## Begin
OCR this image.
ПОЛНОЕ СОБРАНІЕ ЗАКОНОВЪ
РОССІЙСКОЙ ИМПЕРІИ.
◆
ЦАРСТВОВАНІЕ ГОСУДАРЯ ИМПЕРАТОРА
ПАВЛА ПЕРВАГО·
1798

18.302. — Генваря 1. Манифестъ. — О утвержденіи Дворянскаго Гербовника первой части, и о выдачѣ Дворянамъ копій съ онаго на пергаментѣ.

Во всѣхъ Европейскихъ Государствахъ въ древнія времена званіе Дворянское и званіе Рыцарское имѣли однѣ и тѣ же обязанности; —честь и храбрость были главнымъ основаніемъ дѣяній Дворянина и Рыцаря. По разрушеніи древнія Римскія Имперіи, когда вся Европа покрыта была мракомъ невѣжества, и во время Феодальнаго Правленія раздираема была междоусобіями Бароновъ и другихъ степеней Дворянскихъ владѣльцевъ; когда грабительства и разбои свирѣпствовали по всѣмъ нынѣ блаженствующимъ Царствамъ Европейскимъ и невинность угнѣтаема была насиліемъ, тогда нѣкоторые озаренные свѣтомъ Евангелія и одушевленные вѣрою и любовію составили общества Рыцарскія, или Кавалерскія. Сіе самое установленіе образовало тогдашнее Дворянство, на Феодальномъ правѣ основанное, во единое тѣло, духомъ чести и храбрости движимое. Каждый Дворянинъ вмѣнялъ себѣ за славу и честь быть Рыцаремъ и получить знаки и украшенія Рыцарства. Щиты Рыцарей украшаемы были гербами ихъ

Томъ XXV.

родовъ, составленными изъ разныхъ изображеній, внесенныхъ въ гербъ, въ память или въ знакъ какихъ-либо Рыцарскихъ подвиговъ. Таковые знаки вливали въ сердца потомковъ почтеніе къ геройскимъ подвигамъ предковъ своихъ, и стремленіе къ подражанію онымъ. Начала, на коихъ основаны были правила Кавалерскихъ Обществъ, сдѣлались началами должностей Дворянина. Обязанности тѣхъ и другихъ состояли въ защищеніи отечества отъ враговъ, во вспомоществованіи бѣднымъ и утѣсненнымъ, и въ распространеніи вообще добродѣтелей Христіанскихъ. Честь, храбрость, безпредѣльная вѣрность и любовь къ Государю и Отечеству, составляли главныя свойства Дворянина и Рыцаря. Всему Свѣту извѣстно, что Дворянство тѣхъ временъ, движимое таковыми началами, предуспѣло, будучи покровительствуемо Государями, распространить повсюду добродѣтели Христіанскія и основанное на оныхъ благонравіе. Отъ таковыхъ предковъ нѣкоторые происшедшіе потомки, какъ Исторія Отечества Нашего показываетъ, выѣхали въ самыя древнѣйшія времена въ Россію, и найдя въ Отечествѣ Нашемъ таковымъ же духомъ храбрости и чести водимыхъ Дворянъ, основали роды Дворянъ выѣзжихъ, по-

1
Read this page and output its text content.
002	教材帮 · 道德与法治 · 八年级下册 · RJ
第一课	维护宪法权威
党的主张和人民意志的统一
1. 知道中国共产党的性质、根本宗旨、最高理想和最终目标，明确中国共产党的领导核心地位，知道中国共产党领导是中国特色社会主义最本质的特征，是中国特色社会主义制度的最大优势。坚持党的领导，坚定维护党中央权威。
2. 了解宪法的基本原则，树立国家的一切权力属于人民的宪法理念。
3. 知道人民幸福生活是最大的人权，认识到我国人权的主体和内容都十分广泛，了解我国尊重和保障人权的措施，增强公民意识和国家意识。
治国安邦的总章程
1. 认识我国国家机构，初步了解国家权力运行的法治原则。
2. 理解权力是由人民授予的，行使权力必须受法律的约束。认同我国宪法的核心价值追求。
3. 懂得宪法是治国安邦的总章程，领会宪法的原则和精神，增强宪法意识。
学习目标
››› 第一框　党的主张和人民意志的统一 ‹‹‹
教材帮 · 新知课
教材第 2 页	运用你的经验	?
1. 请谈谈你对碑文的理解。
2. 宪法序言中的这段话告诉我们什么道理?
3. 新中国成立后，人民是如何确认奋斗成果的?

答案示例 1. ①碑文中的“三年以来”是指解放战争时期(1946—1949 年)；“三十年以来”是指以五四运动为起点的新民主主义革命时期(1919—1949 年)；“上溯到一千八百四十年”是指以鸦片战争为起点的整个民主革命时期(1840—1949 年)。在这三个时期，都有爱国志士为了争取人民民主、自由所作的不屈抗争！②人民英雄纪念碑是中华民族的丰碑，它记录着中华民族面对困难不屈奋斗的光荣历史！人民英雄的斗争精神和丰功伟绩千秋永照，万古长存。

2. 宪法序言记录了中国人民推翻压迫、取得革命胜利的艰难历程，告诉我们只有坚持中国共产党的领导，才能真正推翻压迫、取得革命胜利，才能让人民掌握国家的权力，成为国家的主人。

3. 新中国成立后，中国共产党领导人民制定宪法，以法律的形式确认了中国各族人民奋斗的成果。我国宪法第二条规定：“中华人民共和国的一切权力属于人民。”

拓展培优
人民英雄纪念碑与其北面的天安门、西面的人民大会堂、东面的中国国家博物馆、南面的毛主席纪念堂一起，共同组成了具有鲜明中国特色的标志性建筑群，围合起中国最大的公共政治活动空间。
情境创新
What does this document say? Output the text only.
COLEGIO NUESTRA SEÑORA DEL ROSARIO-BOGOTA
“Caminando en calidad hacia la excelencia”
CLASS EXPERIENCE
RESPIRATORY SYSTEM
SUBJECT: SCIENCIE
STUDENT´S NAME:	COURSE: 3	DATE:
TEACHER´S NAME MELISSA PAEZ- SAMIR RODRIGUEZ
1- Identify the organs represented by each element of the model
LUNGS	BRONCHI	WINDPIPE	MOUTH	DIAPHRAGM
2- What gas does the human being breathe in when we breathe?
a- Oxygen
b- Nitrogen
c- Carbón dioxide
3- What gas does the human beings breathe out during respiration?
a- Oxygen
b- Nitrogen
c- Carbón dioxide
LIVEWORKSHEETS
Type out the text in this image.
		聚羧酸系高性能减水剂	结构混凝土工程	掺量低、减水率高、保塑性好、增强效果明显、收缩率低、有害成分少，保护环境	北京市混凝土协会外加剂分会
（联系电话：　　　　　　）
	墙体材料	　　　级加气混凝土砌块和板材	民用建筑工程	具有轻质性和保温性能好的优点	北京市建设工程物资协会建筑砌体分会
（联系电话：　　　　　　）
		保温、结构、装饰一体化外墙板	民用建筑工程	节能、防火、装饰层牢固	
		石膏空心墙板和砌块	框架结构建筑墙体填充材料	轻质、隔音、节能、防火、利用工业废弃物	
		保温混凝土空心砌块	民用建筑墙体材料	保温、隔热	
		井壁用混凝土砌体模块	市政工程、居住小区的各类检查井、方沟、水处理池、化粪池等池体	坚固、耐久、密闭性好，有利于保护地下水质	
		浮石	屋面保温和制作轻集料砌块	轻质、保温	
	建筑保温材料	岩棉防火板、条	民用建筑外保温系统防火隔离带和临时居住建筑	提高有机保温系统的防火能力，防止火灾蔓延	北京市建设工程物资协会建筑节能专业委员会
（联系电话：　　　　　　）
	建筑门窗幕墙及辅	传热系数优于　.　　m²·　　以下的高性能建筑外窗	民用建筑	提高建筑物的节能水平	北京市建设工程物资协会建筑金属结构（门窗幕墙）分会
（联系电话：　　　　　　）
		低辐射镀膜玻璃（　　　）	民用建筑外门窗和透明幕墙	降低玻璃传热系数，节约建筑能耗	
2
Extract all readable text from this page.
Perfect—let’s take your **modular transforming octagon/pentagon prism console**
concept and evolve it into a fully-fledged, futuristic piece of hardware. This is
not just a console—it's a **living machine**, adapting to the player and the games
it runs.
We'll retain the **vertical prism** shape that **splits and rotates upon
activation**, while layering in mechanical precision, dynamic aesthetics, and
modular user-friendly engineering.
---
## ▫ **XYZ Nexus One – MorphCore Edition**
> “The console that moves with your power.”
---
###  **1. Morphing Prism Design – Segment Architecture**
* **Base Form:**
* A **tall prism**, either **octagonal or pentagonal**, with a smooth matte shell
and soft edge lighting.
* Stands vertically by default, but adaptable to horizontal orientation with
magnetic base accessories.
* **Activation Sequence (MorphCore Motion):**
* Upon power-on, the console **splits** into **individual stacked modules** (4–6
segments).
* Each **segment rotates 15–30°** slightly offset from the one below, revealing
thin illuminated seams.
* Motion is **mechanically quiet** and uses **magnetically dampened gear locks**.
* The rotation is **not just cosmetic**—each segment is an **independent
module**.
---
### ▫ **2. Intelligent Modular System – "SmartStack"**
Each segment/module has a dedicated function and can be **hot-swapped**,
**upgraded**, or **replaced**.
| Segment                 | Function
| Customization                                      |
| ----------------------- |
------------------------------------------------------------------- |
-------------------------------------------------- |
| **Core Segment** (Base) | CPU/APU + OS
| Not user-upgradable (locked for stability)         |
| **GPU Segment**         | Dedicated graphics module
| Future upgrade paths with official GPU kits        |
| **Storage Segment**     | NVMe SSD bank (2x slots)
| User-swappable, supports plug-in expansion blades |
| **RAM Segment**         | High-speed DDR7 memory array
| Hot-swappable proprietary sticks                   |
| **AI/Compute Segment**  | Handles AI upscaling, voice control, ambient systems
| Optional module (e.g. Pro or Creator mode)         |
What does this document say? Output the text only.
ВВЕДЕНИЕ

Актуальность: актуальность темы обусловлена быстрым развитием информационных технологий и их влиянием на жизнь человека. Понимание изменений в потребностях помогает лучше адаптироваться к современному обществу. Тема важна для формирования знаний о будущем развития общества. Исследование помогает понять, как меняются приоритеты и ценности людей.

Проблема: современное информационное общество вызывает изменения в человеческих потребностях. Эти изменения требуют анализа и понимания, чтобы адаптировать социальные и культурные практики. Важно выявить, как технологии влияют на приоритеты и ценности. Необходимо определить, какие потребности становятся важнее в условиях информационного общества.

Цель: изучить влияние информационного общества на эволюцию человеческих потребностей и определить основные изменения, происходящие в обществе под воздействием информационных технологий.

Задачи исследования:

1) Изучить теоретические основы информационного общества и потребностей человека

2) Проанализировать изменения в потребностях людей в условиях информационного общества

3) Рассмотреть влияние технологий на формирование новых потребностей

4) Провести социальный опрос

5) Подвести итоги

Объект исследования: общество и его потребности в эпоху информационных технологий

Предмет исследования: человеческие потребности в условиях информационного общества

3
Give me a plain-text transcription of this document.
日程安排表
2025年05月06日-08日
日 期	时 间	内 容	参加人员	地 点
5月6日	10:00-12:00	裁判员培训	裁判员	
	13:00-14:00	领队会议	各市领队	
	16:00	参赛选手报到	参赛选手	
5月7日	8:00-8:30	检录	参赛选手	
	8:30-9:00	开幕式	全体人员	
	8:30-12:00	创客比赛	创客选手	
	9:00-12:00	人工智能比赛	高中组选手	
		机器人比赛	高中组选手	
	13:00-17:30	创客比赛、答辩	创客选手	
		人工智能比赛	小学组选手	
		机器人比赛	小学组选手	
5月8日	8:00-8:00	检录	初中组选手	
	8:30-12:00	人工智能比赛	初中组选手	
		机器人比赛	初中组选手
## End
→ INSTRUCTIONS TO FOLLOW
Check each line of the listing above for the string "with", then report only how many lines have it.

→ COMPLETE ANSWER
4